● **EXERCISE OBJECTIVE**
Among the lines below, count those with "phút". Give the total alone.

[Data records]
────────────────

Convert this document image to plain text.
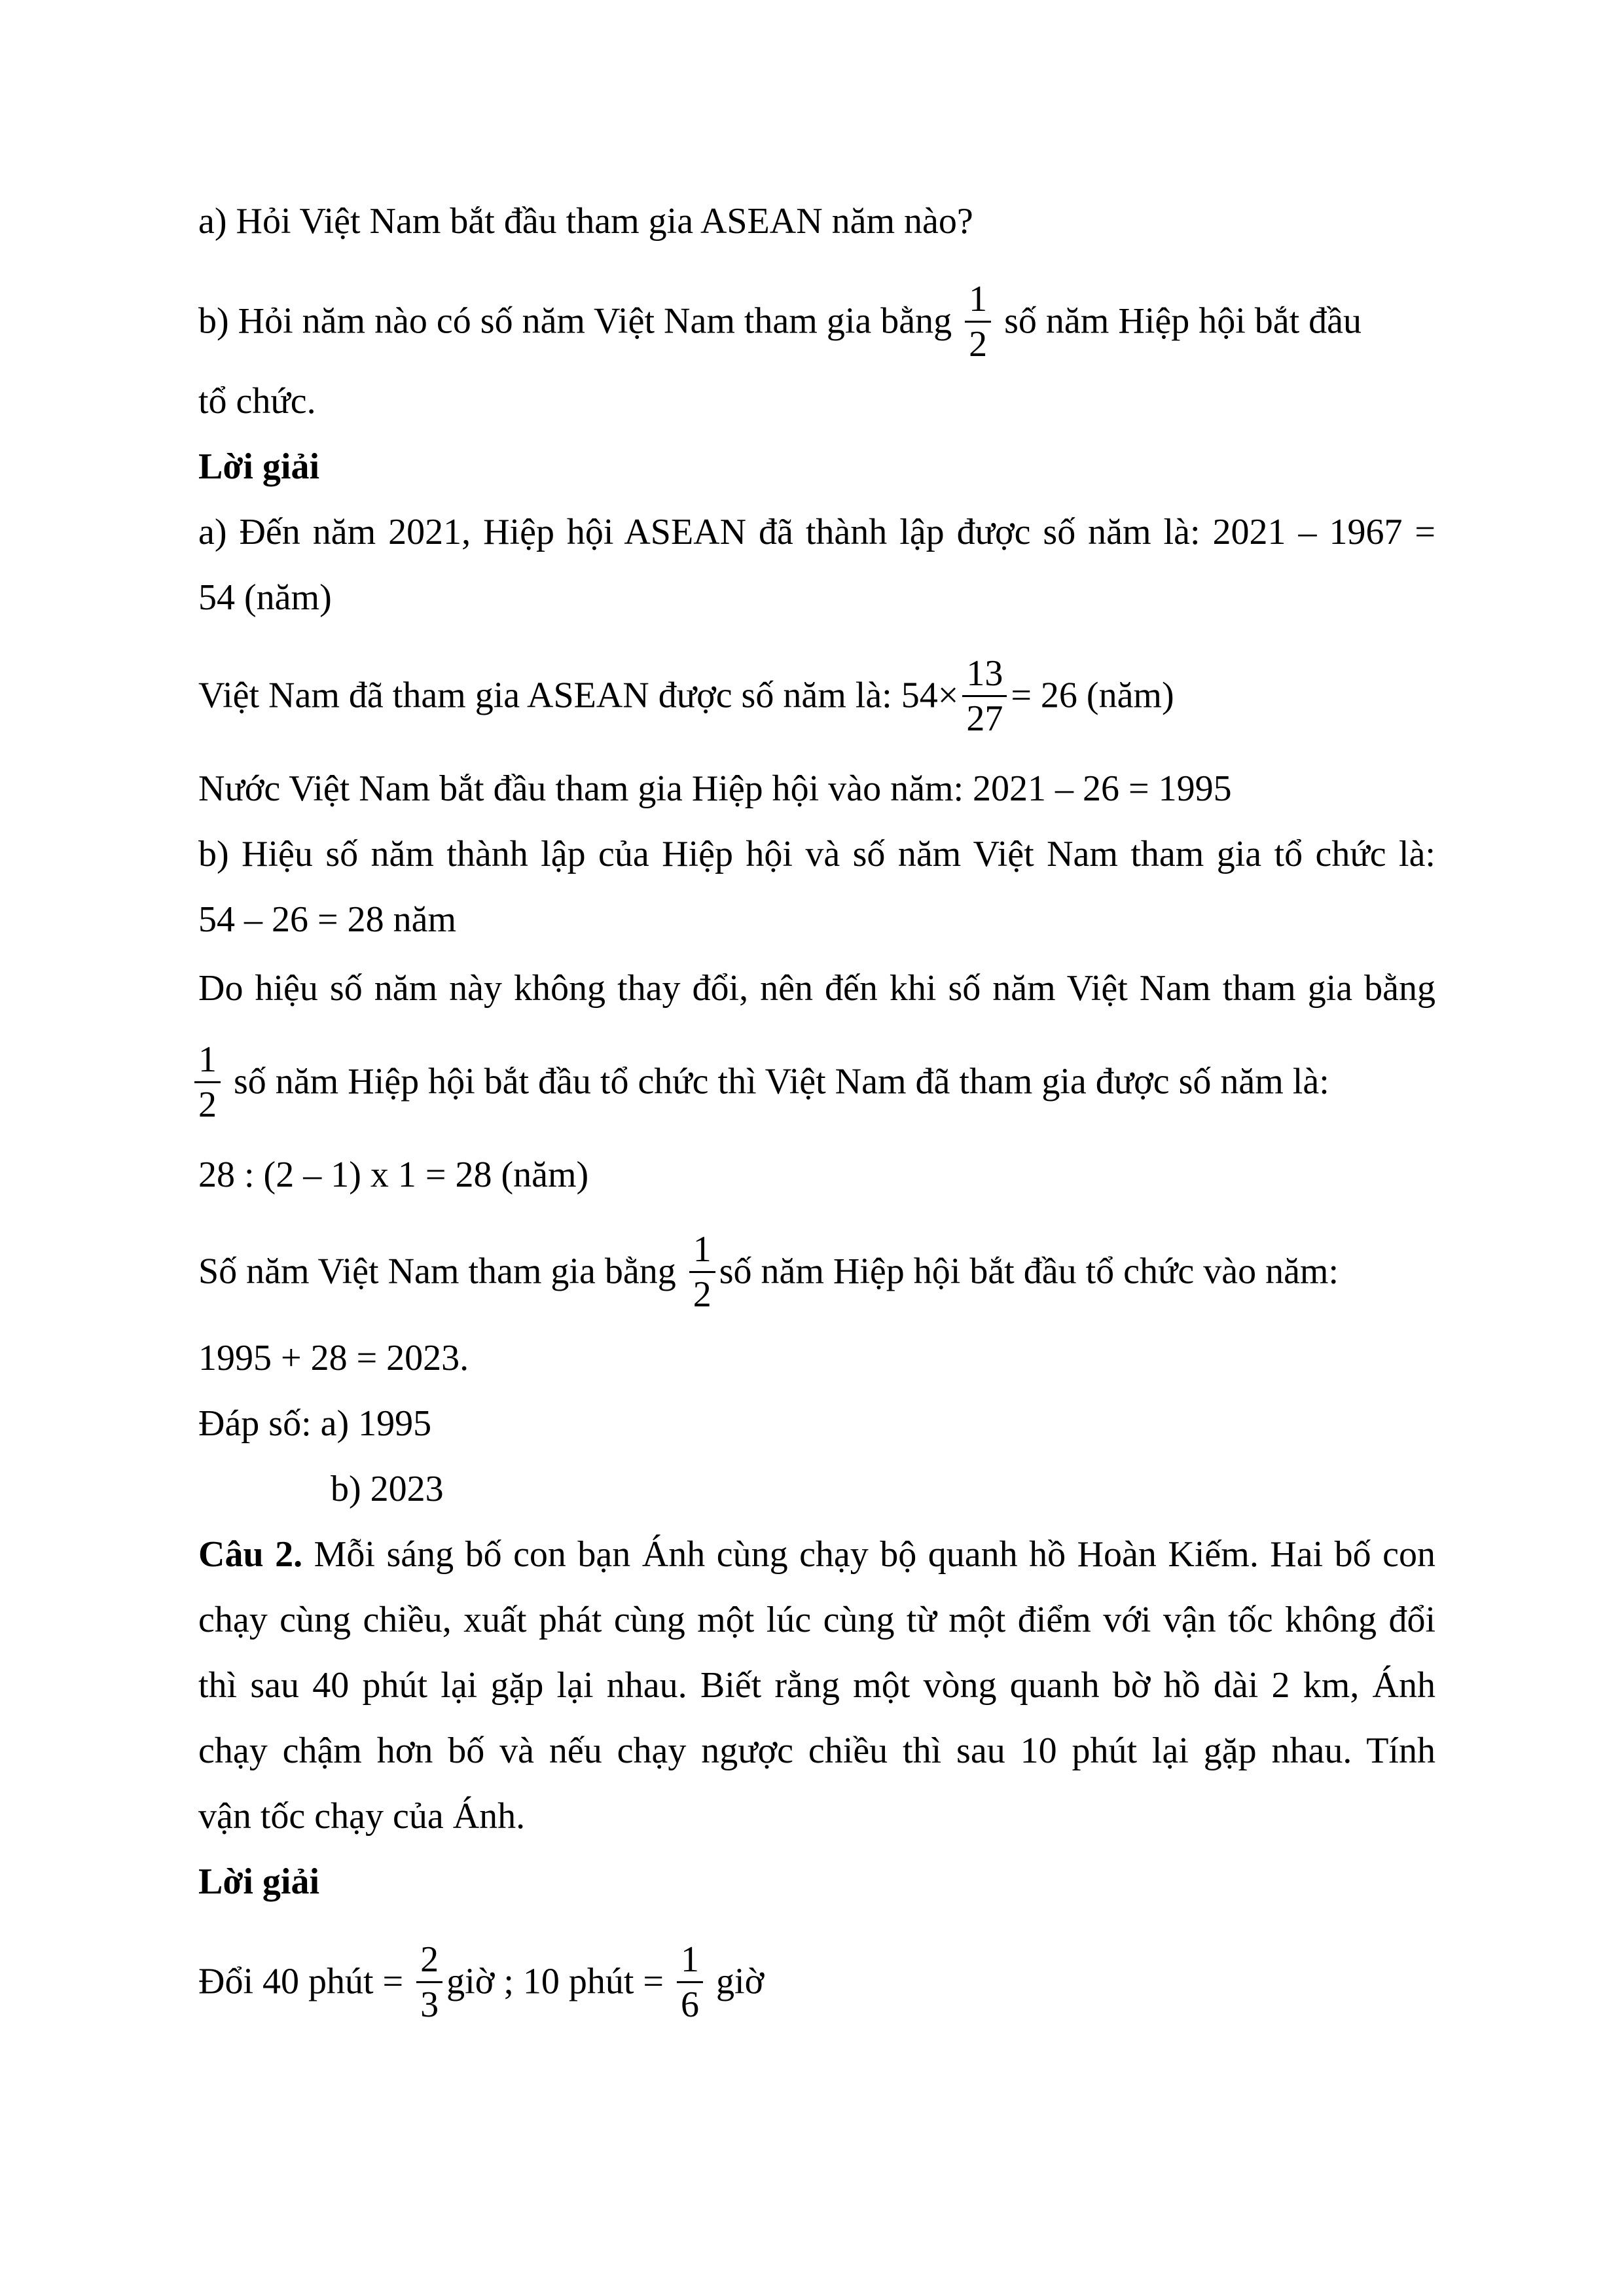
a) Hỏi Việt Nam bắt đầu tham gia ASEAN năm nào?
b) Hỏi năm nào có số năm Việt Nam tham gia bằng $\frac{1}{2}$ số năm Hiệp hội bắt đầu
tổ chức.
Lời giải
a) Đến năm 2021, Hiệp hội ASEAN đã thành lập được số năm là: 2021 – 1967 =
54 (năm)
Việt Nam đã tham gia ASEAN được số năm là: $54\times \frac{13}{27} = 26$ (năm)
Nước Việt Nam bắt đầu tham gia Hiệp hội vào năm: 2021 – 26 = 1995
b) Hiệu số năm thành lập của Hiệp hội và số năm Việt Nam tham gia tổ chức là:
54 – 26 = 28 năm
Do hiệu số năm này không thay đổi, nên đến khi số năm Việt Nam tham gia bằng
$\frac{1}{2}$ số năm Hiệp hội bắt đầu tổ chức thì Việt Nam đã tham gia được số năm là:
28 : (2 – 1) x 1 = 28 (năm)
Số năm Việt Nam tham gia bằng $\frac{1}{2}$ số năm Hiệp hội bắt đầu tổ chức vào năm:
1995 + 28 = 2023.
Đáp số: a) 1995
b) 2023
Câu 2. Mỗi sáng bố con bạn Ánh cùng chạy bộ quanh hồ Hoàn Kiếm. Hai bố con
chạy cùng chiều, xuất phát cùng một lúc cùng từ một điểm với vận tốc không đổi
thì sau 40 phút lại gặp lại nhau. Biết rằng một vòng quanh bờ hồ dài 2 km, Ánh
chạy chậm hơn bố và nếu chạy ngược chiều thì sau 10 phút lại gặp nhau. Tính
vận tốc chạy của Ánh.
Lời giải
Đổi 40 phút = $\frac{2}{3}$ giờ ; 10 phút = $\frac{1}{6}$ giờ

────────────────

● **COMPLETED EXERCISE**
3